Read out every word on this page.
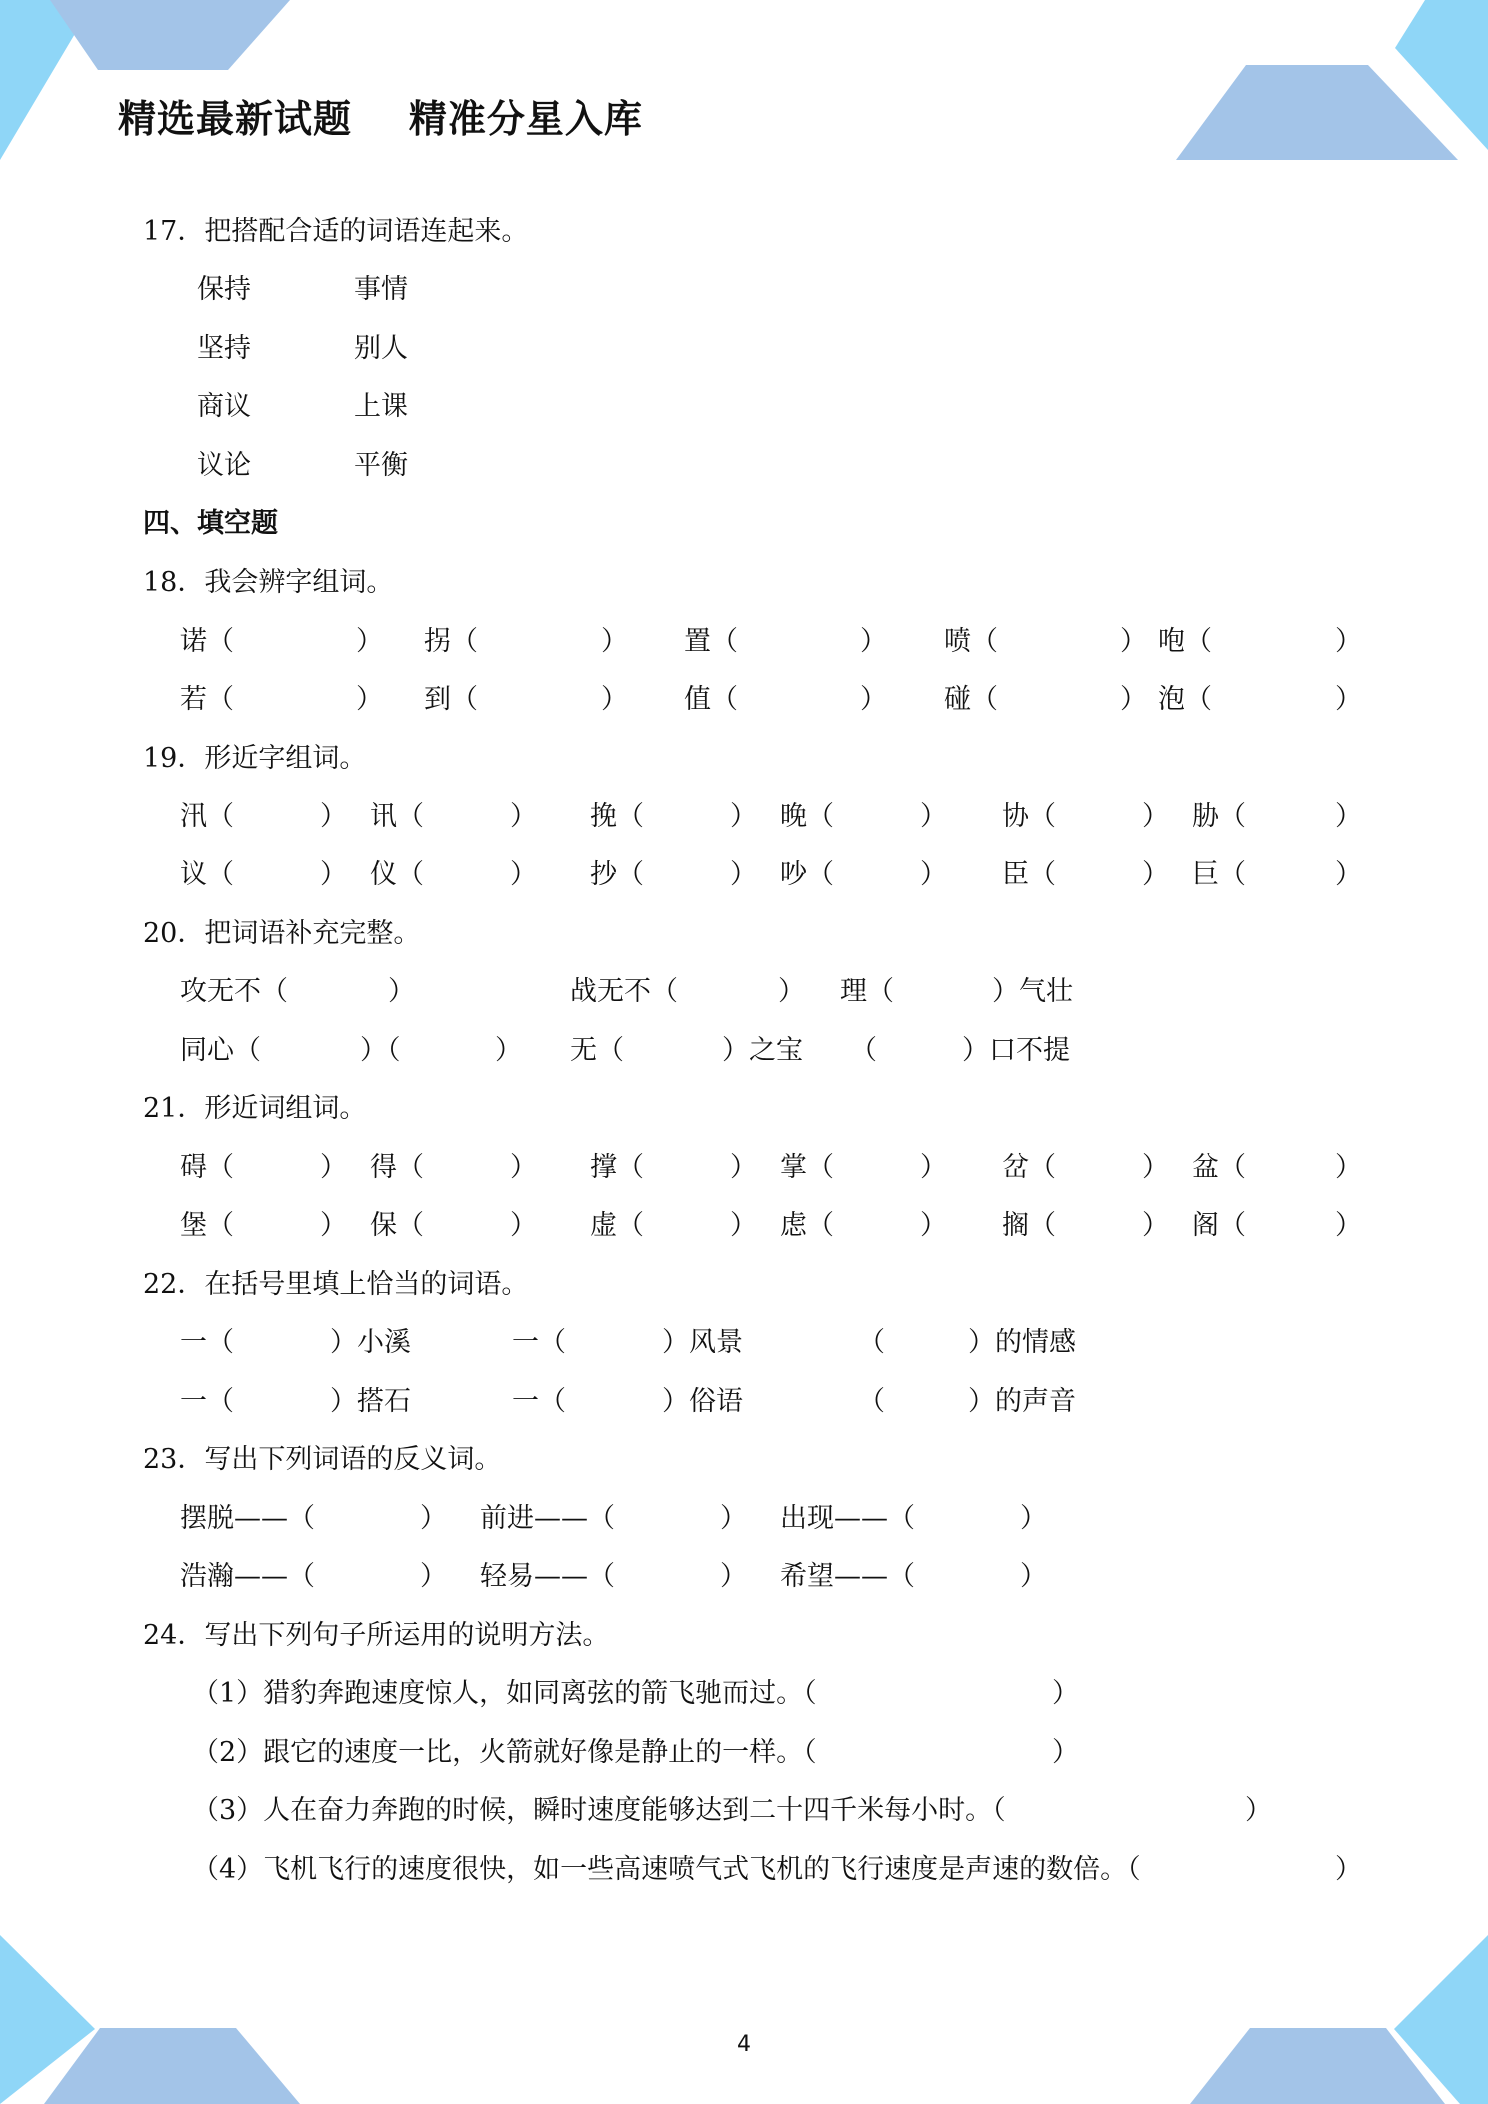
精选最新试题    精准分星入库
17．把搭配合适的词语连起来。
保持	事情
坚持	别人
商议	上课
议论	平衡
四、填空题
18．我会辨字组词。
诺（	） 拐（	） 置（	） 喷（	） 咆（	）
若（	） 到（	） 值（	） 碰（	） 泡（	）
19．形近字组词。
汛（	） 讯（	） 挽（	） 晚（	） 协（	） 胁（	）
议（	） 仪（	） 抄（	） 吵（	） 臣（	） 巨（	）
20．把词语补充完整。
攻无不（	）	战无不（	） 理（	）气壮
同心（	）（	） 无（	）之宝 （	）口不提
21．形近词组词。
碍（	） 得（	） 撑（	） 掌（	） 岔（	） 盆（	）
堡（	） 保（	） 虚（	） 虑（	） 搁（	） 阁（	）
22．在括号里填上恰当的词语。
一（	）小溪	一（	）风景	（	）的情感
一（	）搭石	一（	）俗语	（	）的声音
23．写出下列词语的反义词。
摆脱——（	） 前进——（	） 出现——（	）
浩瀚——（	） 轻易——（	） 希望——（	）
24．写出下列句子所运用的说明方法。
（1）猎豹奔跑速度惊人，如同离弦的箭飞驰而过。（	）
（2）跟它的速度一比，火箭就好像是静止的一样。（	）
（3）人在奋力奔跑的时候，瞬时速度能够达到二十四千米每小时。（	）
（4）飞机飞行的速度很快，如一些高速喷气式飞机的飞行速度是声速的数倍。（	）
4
----
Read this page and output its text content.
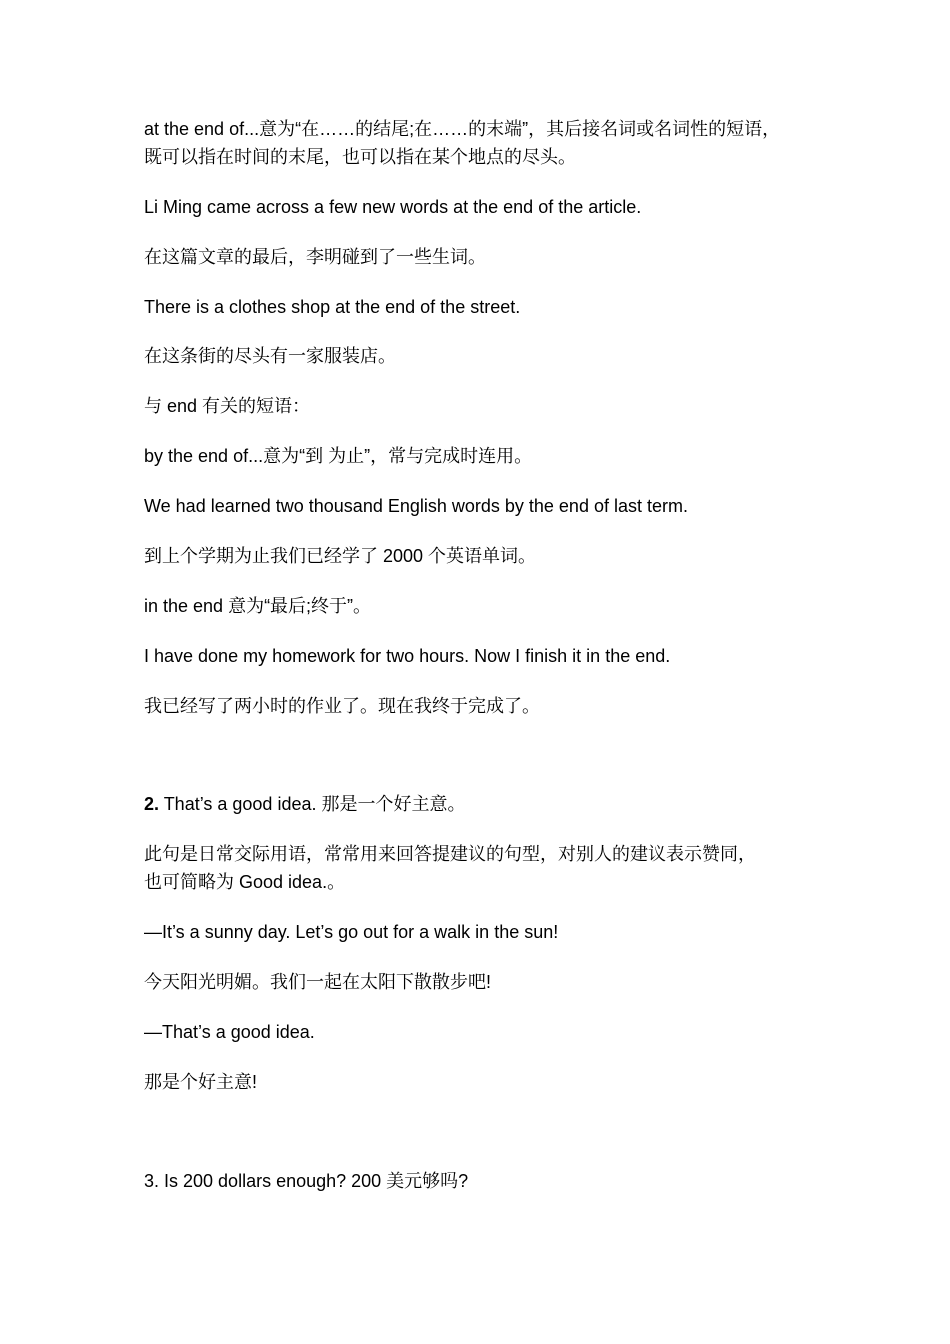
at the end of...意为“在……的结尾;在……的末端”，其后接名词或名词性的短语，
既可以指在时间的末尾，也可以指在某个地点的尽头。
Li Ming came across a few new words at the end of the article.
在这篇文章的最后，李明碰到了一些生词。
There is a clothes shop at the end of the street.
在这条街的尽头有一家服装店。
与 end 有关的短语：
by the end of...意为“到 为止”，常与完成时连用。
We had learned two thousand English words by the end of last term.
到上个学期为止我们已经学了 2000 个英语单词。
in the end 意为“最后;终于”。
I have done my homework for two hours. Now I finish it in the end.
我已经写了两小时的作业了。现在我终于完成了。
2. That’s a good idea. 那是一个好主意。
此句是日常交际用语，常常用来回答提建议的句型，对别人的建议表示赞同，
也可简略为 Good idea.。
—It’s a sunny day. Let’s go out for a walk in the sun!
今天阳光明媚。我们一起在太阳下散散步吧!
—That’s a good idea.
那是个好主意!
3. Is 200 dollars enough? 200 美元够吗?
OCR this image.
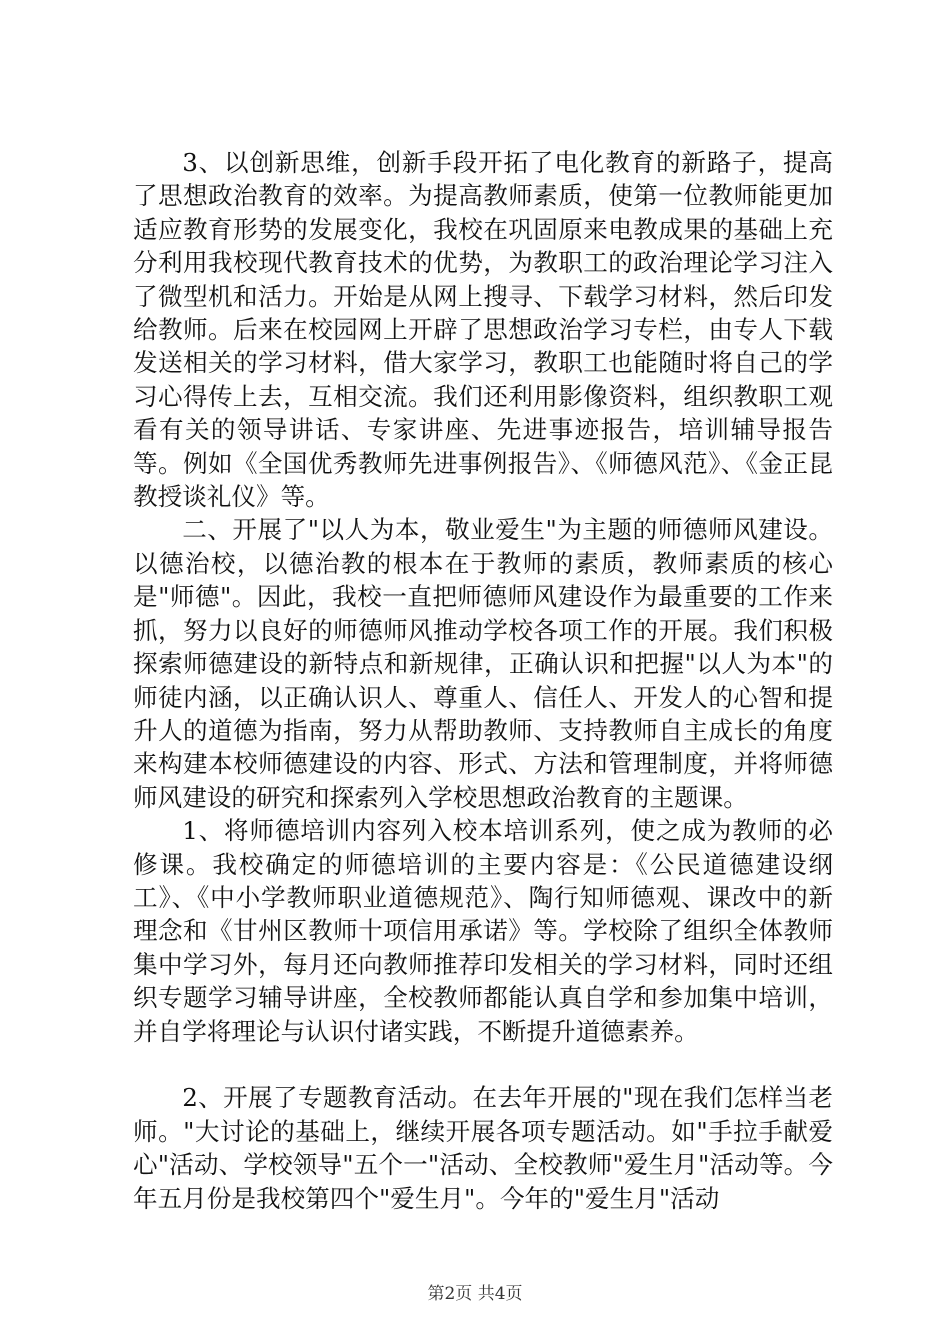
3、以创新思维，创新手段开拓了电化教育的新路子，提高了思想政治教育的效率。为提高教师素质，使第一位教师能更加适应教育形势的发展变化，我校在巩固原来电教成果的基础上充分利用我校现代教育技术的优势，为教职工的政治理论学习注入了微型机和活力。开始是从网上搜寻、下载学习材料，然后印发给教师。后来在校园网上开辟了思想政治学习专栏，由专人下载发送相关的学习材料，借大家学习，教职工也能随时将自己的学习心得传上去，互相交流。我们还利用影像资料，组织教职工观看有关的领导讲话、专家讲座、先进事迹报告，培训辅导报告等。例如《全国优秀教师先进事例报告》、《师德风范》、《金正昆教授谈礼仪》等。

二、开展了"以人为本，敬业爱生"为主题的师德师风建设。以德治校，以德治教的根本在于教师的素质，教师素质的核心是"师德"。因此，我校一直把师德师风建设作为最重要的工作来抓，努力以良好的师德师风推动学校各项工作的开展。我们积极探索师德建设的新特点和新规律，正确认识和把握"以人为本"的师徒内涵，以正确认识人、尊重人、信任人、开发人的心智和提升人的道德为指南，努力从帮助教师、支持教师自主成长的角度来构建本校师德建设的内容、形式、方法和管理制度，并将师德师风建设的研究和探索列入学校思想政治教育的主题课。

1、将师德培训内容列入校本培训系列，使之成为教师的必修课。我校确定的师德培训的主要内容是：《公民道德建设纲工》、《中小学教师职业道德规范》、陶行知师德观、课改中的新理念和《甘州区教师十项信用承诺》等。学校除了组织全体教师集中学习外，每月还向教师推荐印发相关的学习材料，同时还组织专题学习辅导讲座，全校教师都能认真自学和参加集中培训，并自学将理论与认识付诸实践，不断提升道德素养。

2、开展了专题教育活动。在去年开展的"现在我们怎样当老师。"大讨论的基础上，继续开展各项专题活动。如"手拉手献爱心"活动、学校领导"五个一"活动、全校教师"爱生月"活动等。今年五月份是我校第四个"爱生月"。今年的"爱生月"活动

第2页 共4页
----
Task objective :: Every line above that contains the word "this" should be reported.

Result of the task ::
Read out every word on this page.
Read this page and output its text content.
OCR this image.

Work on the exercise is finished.